Direction>
Can you output the material exactly as written, minus any pictures it holds?

Exercise material>
• • • •

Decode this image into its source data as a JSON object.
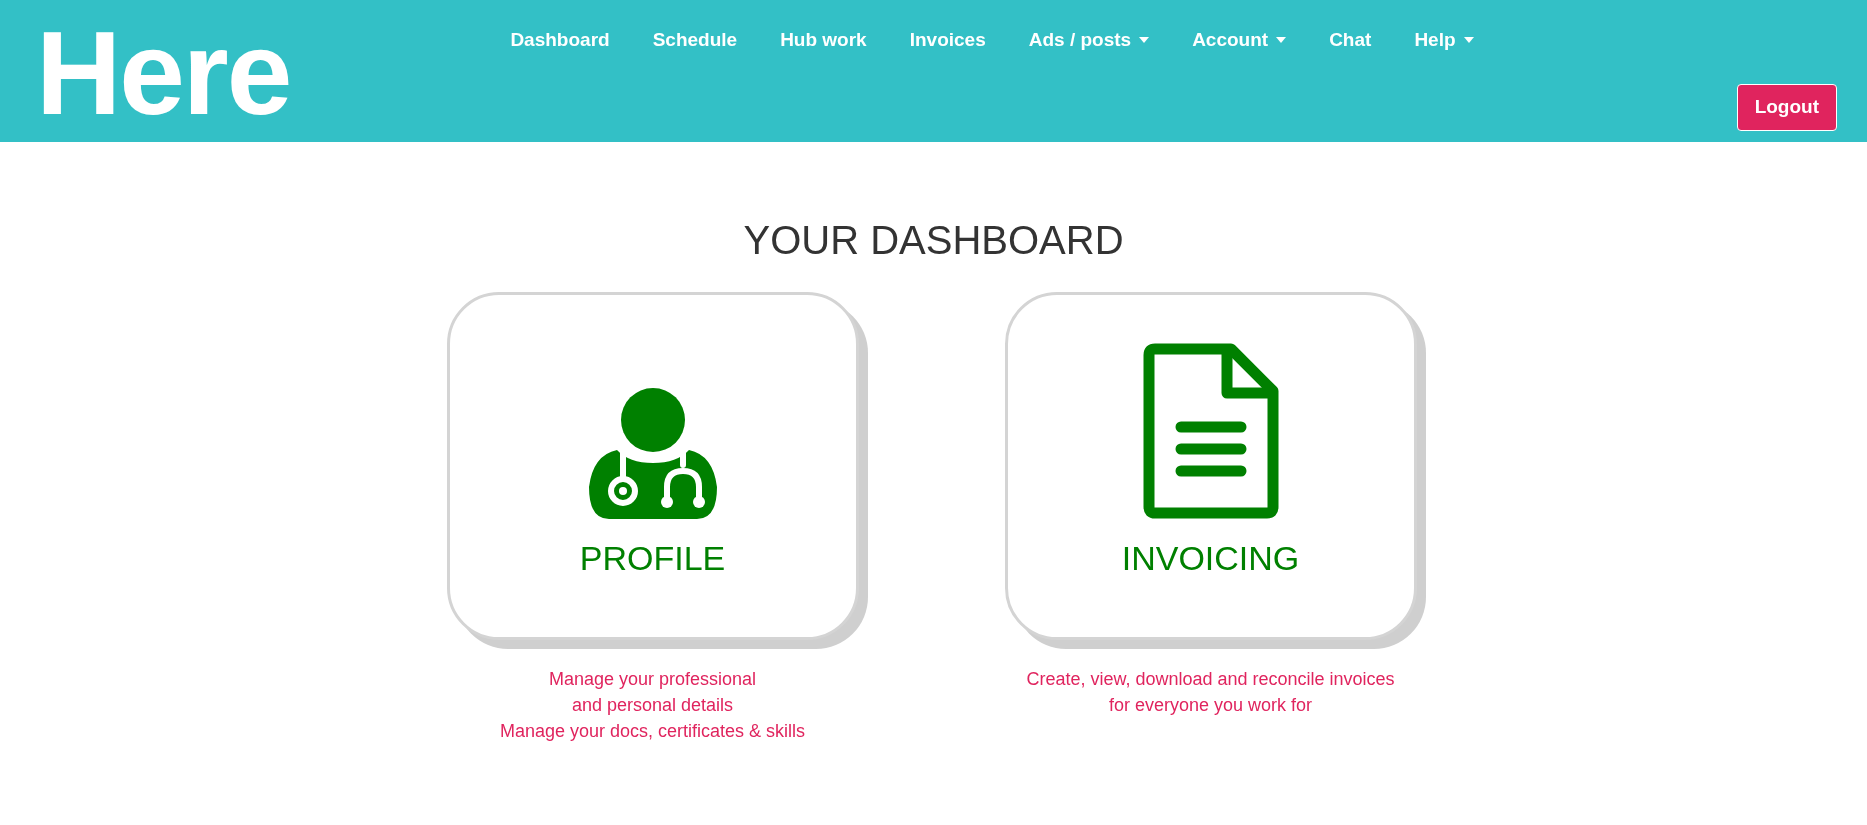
{
  "logo": "Here",
  "nav": [
    {
      "label": "Dashboard",
      "kind": "link"
    },
    {
      "label": "Schedule",
      "kind": "link"
    },
    {
      "label": "Hub work",
      "kind": "link"
    },
    {
      "label": "Invoices",
      "kind": "link"
    },
    {
      "label": "Ads / posts",
      "kind": "dropdown"
    },
    {
      "label": "Account",
      "kind": "dropdown"
    },
    {
      "label": "Chat",
      "kind": "link"
    },
    {
      "label": "Help",
      "kind": "dropdown"
    }
  ],
  "logout": "Logout",
  "title": "YOUR DASHBOARD",
  "cards": [
    {
      "kind": "profile",
      "label": "PROFILE",
      "description": [
        "Manage your professional",
        "and personal details",
        "Manage your docs, certificates & skills"
      ]
    },
    {
      "kind": "invoicing",
      "label": "INVOICING",
      "description": [
        "Create, view, download and reconcile invoices",
        "for everyone you work for"
      ]
    }
  ]
}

• • • •

Right answer>
Decode this image into its source data as a JSON object.
{
  "logo": "Here",
  "nav": [
    {
      "label": "Dashboard",
      "kind": "link"
    },
    {
      "label": "Schedule",
      "kind": "link"
    },
    {
      "label": "Hub work",
      "kind": "link"
    },
    {
      "label": "Invoices",
      "kind": "link"
    },
    {
      "label": "Ads / posts",
      "kind": "dropdown"
    },
    {
      "label": "Account",
      "kind": "dropdown"
    },
    {
      "label": "Chat",
      "kind": "link"
    },
    {
      "label": "Help",
      "kind": "dropdown"
    }
  ],
  "logout": "Logout",
  "title": "YOUR DASHBOARD",
  "cards": [
    {
      "kind": "profile",
      "label": "PROFILE",
      "description": [
        "Manage your professional",
        "and personal details",
        "Manage your docs, certificates & skills"
      ]
    },
    {
      "kind": "invoicing",
      "label": "INVOICING",
      "description": [
        "Create, view, download and reconcile invoices",
        "for everyone you work for"
      ]
    }
  ]
}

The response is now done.